● Dataset content:
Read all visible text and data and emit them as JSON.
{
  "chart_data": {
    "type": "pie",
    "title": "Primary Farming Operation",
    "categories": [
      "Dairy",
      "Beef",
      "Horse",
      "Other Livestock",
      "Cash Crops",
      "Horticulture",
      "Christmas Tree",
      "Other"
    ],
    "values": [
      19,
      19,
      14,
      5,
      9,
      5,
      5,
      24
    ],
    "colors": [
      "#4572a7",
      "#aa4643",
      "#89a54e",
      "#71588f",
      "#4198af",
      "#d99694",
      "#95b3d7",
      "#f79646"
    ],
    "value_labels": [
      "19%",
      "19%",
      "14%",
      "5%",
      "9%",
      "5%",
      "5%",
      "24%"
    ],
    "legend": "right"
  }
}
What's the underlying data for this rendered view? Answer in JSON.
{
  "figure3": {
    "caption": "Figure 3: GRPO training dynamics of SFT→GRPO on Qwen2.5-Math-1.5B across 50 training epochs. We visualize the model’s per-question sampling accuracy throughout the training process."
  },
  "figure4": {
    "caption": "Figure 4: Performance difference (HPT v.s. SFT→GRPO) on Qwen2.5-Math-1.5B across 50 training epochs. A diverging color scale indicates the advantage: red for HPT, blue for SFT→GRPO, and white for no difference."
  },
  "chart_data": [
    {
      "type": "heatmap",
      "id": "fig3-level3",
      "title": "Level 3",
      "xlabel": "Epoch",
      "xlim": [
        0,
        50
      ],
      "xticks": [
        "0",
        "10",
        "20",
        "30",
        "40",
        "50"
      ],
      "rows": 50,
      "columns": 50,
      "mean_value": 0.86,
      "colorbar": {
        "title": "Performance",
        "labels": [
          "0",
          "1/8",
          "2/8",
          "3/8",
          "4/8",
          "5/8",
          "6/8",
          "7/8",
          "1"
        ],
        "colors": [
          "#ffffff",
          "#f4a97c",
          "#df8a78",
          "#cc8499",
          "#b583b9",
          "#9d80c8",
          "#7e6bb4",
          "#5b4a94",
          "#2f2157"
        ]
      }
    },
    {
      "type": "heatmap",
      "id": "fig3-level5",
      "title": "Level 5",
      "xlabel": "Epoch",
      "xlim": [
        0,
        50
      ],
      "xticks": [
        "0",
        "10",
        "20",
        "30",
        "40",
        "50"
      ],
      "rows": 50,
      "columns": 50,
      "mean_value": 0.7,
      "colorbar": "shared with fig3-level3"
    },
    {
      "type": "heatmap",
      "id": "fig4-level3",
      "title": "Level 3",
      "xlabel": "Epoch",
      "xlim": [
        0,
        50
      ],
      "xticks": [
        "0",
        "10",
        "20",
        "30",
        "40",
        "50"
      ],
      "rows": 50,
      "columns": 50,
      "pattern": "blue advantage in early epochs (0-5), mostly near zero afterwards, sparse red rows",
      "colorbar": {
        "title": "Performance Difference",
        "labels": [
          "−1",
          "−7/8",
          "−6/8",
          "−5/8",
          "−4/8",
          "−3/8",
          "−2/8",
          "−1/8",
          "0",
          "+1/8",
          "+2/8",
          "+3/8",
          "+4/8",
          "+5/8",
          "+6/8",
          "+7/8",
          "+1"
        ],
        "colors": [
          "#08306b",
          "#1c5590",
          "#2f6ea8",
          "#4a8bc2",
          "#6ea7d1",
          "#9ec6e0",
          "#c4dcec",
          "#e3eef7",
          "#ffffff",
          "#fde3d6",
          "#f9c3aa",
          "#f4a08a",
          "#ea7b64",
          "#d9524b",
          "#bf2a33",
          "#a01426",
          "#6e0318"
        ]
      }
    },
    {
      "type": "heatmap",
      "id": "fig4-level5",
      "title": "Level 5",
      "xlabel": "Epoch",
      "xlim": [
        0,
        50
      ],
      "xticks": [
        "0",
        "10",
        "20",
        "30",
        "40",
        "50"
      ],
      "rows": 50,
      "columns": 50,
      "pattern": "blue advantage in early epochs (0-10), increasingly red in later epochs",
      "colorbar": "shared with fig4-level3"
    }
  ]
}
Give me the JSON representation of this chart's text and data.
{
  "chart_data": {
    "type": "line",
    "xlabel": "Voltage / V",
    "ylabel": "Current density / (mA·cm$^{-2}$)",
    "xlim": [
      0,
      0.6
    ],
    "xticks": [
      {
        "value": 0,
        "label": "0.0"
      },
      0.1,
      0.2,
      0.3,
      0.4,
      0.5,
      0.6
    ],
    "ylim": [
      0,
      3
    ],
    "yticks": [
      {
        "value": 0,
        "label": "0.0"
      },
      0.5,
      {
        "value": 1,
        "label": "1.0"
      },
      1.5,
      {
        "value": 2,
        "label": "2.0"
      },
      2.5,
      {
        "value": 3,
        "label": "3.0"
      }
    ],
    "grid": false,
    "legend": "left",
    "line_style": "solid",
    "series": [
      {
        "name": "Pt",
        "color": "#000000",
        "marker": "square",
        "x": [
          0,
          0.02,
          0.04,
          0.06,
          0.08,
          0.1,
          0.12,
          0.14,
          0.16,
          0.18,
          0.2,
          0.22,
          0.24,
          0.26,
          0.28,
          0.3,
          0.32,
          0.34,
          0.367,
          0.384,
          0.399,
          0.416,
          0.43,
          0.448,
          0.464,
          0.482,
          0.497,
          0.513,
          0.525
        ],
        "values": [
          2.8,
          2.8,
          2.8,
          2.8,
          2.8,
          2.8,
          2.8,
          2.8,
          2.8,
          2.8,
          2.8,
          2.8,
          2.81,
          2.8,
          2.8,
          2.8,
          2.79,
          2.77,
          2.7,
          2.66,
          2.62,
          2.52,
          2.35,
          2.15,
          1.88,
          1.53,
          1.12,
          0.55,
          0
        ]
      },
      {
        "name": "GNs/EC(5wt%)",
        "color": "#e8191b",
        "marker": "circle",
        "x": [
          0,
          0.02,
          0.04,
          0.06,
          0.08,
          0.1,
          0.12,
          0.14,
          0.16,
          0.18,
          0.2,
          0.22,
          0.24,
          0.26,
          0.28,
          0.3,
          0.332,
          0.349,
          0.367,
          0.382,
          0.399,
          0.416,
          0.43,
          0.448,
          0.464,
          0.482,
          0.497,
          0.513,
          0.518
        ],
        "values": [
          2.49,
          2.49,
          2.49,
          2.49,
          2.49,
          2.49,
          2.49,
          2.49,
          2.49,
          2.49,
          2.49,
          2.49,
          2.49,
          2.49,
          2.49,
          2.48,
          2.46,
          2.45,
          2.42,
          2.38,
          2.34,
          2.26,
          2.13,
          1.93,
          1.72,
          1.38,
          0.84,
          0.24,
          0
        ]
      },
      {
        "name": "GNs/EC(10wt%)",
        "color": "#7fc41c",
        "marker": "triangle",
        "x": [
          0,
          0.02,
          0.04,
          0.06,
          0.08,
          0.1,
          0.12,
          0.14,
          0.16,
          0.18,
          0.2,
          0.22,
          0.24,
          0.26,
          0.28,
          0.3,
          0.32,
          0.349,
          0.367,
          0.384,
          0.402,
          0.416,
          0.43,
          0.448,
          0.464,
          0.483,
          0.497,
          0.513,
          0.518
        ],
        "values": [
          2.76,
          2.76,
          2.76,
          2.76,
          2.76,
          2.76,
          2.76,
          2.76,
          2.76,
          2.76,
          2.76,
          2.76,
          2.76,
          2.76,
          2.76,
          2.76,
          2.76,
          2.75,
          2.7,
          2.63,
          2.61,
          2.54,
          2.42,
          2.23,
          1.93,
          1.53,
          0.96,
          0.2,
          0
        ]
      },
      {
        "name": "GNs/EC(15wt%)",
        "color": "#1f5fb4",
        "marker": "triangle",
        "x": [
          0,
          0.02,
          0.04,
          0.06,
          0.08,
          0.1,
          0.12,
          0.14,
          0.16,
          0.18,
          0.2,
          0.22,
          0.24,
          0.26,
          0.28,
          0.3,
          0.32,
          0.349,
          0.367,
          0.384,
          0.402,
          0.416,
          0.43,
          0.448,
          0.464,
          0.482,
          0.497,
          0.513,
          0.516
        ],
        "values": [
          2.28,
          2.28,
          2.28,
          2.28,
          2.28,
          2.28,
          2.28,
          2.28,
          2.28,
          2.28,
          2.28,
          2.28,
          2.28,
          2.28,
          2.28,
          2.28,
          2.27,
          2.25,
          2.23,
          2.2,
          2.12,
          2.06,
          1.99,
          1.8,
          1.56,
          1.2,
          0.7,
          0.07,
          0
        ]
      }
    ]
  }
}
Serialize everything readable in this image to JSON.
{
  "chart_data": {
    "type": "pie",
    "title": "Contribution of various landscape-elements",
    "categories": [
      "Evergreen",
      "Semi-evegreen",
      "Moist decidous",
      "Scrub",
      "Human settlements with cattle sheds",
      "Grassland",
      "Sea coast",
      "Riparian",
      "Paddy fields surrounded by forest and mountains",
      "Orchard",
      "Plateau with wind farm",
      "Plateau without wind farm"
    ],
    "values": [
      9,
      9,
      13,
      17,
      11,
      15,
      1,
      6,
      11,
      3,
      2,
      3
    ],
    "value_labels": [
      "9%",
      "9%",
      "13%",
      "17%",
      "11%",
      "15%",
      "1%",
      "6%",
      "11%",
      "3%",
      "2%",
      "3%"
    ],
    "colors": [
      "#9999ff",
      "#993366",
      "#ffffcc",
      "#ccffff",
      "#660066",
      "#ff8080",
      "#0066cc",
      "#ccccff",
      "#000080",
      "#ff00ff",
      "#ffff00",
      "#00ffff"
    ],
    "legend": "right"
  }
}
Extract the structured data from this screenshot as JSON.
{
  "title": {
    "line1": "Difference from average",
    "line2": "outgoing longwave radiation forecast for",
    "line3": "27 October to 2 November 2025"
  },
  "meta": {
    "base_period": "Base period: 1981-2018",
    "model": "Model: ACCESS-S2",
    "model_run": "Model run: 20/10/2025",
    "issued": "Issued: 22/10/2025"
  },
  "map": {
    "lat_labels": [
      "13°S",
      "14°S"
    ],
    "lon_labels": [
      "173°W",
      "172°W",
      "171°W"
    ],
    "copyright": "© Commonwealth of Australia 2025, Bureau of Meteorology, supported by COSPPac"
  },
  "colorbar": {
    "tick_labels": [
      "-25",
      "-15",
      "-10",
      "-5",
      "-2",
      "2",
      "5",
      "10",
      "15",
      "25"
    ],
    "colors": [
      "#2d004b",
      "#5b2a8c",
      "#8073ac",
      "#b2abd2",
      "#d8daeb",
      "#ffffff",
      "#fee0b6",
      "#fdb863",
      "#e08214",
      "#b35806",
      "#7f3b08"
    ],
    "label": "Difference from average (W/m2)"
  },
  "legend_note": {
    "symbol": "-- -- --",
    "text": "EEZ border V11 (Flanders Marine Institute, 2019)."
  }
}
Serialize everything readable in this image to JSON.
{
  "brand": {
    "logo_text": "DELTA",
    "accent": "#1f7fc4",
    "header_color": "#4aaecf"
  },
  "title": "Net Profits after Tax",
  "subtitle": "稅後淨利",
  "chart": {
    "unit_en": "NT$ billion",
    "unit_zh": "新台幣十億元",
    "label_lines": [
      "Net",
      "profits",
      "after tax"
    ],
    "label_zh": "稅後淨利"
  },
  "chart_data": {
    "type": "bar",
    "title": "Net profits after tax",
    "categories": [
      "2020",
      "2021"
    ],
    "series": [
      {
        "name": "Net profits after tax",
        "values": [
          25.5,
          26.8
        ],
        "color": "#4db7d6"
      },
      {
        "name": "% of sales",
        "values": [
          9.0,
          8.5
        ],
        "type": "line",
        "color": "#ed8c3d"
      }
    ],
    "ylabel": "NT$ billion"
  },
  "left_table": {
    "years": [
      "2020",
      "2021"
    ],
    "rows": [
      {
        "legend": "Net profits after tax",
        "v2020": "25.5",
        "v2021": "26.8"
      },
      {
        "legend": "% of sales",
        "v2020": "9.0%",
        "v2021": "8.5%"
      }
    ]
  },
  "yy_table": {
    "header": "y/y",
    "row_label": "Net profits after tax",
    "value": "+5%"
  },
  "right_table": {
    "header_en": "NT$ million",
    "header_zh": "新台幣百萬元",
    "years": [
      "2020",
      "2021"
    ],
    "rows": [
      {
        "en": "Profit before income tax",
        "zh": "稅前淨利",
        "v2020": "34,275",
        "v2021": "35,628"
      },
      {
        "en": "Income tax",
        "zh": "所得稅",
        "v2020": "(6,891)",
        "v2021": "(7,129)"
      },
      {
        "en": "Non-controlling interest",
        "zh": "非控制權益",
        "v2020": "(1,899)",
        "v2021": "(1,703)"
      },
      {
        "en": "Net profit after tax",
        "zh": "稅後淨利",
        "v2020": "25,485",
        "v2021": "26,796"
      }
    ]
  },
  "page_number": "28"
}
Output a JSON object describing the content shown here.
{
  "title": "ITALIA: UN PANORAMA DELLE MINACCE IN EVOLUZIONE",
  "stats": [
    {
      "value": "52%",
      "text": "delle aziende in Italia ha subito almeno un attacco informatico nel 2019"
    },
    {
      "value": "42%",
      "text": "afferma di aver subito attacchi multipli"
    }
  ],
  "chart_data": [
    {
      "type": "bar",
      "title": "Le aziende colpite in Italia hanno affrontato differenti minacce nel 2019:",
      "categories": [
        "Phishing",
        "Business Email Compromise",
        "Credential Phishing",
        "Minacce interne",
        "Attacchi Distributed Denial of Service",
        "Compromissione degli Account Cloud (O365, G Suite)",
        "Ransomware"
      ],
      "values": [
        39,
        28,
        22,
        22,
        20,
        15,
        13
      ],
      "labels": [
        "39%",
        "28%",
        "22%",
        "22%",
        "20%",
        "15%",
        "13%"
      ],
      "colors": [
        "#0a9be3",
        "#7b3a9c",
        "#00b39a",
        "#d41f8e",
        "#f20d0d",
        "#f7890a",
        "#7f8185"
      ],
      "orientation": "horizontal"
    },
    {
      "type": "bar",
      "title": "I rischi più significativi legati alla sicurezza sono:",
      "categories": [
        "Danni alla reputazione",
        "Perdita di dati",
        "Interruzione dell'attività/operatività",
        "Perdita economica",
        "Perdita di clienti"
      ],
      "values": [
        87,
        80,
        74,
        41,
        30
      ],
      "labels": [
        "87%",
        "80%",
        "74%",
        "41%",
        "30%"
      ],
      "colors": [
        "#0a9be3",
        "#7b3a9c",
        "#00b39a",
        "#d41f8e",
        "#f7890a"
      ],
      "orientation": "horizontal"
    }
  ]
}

● Task description: Gather each line from the listing above that holds "Math".

● Answer below:
    "caption": "Figure 3: GRPO training dynamics of SFT→GRPO on Qwen2.5-Math-1.5B across 50 training epochs. We visualize the model’s per-question sampling accuracy throughout the training process."
    "caption": "Figure 4: Performance difference (HPT v.s. SFT→GRPO) on Qwen2.5-Math-1.5B across 50 training epochs. A diverging color scale indicates the advantage: red for HPT, blue for SFT→GRPO, and white for no difference."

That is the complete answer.